Job →
How many of the lines below contain the word "portion"? Reply with the number alone.

Records provided →

:::::

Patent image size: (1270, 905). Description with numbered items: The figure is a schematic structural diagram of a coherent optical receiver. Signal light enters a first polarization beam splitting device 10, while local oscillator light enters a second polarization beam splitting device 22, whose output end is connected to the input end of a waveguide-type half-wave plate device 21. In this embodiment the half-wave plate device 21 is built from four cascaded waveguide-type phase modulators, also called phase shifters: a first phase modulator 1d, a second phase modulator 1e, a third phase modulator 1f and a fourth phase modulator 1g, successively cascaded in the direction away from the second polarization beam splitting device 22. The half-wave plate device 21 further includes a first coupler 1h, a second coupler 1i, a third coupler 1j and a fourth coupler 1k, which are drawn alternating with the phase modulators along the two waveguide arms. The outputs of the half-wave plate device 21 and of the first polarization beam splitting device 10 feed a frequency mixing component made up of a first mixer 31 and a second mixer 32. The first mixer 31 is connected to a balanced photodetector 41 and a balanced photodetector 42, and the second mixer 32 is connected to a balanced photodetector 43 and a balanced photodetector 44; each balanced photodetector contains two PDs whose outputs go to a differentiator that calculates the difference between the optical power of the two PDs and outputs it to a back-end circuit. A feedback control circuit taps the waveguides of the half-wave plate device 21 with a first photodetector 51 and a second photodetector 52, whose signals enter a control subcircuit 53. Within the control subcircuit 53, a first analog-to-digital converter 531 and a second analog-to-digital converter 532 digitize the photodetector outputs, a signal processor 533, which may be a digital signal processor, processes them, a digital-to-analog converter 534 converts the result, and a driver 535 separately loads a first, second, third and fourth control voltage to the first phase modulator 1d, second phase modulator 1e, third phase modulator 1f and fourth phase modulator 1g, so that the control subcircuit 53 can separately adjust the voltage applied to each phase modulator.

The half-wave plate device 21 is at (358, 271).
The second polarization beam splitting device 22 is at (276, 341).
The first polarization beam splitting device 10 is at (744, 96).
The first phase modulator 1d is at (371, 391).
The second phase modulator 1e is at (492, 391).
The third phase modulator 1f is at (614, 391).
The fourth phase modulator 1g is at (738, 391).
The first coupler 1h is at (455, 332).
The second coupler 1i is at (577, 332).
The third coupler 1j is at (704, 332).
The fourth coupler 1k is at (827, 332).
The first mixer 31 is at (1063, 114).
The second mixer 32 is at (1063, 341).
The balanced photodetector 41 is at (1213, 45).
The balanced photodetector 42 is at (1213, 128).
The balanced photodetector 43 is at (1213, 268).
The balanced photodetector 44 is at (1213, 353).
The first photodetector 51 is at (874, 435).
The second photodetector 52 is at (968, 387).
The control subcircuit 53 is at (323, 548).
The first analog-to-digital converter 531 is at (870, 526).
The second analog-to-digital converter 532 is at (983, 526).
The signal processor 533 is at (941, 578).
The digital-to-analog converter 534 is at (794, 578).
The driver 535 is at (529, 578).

:::::

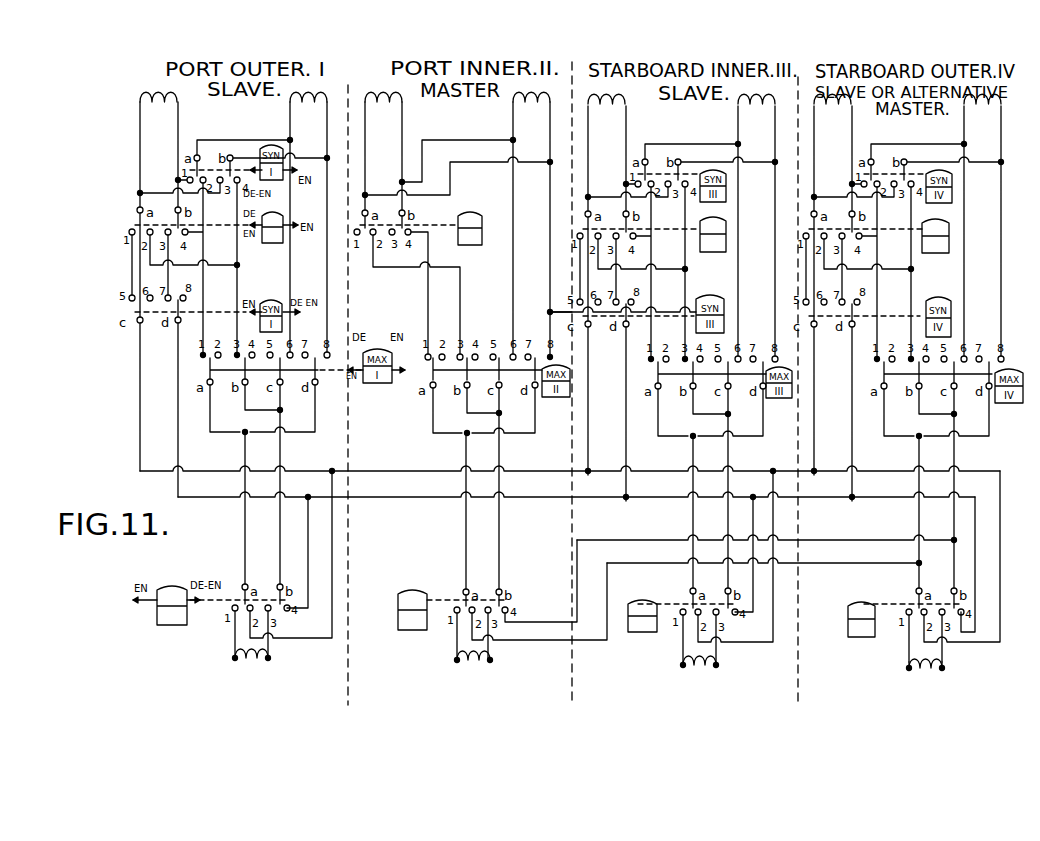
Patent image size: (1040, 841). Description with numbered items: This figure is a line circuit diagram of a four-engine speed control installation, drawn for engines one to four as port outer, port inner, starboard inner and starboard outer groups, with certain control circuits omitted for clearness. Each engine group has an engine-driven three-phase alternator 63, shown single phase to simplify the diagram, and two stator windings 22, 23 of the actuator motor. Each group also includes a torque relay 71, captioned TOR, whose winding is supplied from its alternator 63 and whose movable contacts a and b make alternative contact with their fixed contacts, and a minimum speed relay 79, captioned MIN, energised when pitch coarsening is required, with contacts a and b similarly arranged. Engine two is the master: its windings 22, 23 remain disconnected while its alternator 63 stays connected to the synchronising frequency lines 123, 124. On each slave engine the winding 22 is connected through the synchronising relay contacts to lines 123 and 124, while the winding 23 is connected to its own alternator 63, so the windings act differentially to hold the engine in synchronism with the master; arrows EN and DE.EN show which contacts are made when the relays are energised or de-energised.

:::::

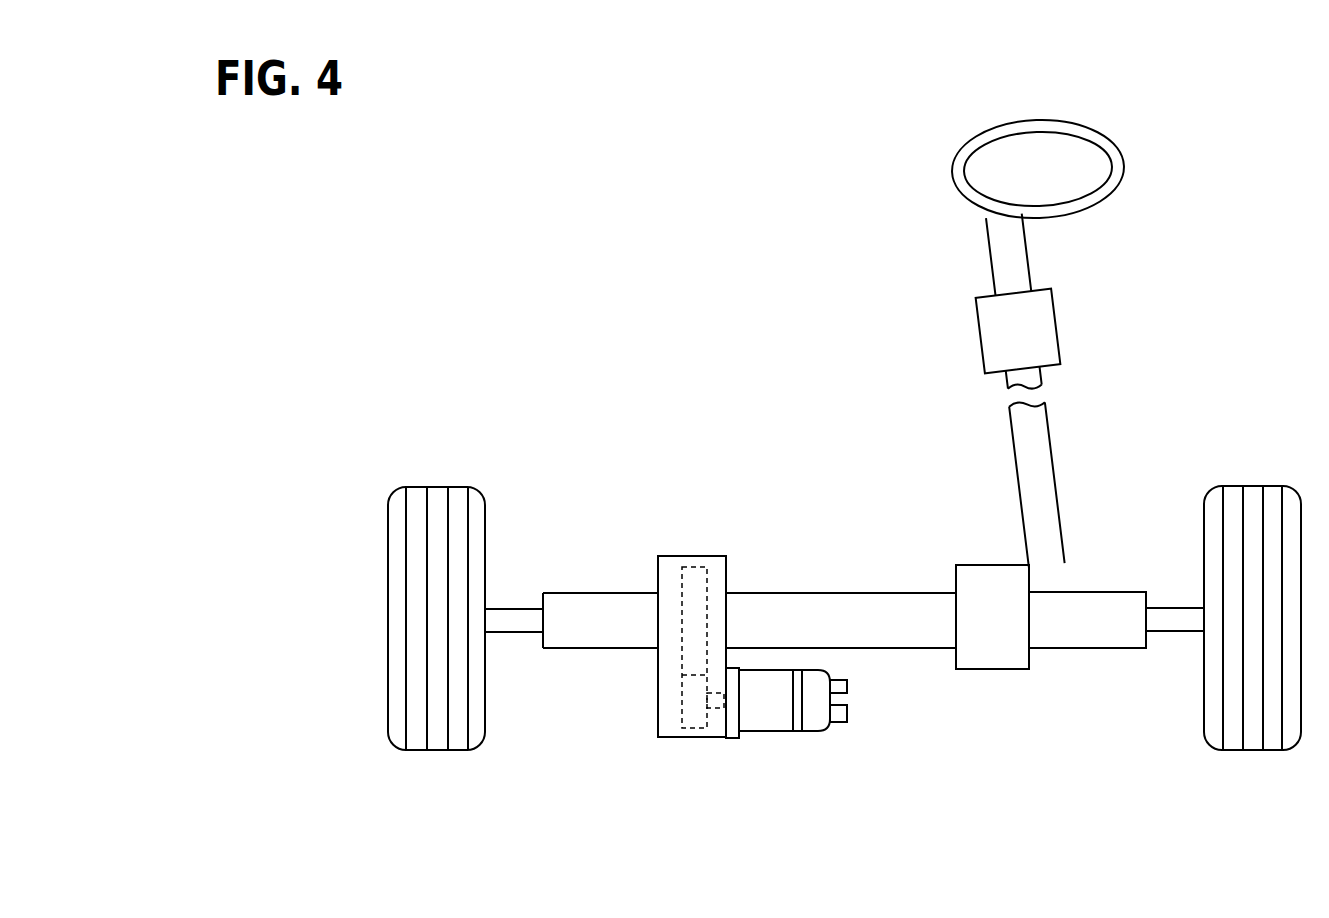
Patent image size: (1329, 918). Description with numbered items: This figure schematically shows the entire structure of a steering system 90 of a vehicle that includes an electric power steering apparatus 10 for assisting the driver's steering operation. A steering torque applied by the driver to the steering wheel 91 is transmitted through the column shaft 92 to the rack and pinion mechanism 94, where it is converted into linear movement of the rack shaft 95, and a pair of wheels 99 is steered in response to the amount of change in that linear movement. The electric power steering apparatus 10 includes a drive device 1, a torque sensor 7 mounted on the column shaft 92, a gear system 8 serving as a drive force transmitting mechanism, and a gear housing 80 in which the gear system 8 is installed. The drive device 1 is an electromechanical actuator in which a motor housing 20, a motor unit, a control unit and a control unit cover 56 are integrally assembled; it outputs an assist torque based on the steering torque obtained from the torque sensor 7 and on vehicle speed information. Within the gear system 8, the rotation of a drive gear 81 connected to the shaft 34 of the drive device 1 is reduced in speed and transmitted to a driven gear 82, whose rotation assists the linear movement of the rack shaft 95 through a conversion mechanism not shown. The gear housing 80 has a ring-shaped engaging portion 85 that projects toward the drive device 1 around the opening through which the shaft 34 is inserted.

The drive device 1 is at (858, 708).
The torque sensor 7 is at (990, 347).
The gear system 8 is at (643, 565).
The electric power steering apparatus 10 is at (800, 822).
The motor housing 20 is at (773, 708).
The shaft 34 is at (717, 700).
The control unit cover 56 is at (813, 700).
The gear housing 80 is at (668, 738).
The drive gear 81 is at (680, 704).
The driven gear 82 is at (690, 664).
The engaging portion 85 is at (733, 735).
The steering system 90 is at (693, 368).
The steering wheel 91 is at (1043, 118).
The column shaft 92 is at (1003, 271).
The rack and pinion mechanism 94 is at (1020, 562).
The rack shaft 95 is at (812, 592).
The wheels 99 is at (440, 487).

:::::

Solution to the problem →
2